-- BEGIN --

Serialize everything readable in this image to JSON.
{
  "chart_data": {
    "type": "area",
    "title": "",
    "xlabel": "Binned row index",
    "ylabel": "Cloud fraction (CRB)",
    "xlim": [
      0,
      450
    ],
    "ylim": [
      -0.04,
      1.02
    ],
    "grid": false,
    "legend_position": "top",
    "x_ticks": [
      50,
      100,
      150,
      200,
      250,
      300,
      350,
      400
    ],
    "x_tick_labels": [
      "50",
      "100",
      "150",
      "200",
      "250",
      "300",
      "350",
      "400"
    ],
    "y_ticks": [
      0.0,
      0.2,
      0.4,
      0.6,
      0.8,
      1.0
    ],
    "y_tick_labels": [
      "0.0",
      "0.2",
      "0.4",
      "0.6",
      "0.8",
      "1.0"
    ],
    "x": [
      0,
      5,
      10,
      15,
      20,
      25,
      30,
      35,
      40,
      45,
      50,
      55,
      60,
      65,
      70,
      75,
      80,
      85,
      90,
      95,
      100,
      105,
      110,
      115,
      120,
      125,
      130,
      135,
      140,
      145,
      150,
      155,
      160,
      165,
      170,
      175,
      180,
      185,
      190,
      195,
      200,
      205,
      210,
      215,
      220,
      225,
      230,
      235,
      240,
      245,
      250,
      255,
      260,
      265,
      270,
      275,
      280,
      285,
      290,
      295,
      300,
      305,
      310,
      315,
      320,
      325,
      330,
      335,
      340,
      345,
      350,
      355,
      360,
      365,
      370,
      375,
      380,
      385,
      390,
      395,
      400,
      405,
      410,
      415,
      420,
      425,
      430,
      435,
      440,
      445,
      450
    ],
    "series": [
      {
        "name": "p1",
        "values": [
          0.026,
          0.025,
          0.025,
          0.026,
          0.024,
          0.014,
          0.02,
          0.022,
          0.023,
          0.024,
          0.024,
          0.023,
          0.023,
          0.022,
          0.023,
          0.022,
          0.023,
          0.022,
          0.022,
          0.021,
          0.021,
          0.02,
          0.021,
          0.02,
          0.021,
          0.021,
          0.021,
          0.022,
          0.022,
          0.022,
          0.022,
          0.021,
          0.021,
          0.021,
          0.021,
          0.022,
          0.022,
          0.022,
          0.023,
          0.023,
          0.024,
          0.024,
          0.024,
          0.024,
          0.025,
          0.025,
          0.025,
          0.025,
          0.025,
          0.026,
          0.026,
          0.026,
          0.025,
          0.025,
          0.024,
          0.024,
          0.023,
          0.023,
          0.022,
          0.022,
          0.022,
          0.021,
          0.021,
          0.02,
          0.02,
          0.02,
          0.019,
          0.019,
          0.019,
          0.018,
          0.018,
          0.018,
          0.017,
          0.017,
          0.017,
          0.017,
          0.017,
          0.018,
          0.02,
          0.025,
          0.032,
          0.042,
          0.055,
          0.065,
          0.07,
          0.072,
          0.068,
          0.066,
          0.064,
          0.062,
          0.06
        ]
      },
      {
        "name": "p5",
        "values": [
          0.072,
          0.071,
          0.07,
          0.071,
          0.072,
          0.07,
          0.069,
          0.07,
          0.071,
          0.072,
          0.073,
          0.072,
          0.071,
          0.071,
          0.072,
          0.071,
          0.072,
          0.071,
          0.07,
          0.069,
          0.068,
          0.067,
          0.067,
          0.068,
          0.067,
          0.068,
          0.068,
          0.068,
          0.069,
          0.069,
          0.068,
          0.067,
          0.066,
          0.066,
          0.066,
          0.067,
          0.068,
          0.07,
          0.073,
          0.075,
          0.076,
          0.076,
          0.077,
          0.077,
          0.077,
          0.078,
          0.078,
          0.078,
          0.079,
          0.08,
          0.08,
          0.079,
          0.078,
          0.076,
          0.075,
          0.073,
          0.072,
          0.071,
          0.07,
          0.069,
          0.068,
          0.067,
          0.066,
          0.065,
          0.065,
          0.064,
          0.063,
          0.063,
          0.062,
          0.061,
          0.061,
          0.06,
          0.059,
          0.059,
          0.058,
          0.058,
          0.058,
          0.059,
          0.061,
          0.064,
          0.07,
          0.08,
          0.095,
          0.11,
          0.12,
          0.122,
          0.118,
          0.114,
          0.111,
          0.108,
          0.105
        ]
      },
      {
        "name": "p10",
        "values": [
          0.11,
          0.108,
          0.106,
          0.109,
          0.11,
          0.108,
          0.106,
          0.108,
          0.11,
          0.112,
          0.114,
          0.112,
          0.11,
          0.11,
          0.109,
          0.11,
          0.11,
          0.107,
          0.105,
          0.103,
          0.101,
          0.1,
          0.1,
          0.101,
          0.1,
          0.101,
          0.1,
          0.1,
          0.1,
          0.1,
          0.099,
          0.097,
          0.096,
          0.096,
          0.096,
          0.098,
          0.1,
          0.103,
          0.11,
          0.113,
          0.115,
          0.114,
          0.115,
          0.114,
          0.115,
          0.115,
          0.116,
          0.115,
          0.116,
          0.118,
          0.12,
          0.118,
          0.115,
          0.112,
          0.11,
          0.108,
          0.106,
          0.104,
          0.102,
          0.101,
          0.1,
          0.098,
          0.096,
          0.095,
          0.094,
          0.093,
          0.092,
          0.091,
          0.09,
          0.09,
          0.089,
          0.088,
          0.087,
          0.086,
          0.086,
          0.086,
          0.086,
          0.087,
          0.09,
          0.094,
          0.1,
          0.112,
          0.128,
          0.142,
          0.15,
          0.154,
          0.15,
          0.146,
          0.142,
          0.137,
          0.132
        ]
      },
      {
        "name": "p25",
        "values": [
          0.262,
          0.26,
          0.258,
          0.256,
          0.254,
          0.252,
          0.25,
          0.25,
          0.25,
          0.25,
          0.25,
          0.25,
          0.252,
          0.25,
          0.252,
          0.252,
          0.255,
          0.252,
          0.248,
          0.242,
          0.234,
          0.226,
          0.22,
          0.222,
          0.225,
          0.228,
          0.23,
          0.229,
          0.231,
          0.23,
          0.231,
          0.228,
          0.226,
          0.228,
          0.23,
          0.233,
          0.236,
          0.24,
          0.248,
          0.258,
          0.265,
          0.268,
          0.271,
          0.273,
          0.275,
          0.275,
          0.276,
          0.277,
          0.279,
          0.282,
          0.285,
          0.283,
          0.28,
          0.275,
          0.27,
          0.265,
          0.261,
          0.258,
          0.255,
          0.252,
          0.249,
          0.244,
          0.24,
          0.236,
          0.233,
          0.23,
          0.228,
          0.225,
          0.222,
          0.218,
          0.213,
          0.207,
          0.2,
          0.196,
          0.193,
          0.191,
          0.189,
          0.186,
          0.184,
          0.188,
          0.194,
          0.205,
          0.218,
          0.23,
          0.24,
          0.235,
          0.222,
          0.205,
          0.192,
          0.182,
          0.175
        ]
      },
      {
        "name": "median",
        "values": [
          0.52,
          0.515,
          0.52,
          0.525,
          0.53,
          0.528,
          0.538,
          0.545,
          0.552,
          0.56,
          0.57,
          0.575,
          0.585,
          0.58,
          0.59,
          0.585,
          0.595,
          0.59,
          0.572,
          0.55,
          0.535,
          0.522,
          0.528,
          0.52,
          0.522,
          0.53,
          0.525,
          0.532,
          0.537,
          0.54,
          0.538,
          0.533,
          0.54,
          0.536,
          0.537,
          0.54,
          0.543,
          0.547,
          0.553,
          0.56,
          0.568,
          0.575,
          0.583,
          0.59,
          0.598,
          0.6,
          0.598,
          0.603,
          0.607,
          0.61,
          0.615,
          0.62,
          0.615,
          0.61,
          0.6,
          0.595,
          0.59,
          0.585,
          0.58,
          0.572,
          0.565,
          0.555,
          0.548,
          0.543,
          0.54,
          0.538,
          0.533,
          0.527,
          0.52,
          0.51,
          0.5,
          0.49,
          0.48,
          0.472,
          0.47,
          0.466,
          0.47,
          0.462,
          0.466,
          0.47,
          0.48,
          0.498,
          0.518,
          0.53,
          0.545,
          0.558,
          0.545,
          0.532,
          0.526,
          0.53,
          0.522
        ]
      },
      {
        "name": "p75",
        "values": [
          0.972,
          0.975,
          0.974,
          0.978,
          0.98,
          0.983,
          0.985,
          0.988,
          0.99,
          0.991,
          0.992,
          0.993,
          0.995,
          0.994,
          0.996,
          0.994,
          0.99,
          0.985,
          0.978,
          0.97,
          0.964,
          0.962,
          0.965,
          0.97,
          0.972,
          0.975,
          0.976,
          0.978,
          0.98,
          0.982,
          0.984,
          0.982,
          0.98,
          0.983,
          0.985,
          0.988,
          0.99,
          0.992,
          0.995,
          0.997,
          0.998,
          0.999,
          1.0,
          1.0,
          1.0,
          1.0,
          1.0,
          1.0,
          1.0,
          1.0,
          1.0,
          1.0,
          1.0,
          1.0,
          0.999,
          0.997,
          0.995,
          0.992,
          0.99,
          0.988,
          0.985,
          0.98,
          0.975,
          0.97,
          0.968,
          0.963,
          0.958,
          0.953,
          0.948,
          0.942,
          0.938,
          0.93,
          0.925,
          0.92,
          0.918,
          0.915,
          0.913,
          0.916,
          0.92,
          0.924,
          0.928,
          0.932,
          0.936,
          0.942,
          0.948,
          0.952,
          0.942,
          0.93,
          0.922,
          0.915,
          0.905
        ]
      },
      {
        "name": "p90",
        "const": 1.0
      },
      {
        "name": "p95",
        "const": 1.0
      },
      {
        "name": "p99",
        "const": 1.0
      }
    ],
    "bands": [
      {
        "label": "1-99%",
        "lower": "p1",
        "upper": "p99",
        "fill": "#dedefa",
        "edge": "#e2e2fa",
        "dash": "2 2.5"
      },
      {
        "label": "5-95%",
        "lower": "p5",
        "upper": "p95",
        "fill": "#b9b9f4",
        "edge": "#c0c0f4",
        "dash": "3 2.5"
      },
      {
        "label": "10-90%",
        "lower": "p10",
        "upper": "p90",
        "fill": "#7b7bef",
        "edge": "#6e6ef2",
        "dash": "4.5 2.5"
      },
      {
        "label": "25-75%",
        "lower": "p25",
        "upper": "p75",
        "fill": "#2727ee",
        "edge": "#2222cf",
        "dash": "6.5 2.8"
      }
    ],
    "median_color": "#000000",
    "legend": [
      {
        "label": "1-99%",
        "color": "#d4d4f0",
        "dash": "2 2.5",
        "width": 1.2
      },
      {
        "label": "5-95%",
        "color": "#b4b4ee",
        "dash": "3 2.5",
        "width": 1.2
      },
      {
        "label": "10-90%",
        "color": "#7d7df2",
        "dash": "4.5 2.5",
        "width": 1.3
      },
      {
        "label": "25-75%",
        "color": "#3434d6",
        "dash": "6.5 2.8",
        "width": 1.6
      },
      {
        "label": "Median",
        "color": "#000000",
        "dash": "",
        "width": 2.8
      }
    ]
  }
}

-- END --

*CHALLENGE*.
Filter the entries down to the lines containing "dash". Copy each of those lines.

*RESULT FOR THIS TASK*.
        "dash": "2 2.5"
        "dash": "3 2.5"
        "dash": "4.5 2.5"
        "dash": "6.5 2.8"
        "dash": "2 2.5",
        "dash": "3 2.5",
        "dash": "4.5 2.5",
        "dash": "6.5 2.8",
        "dash": "",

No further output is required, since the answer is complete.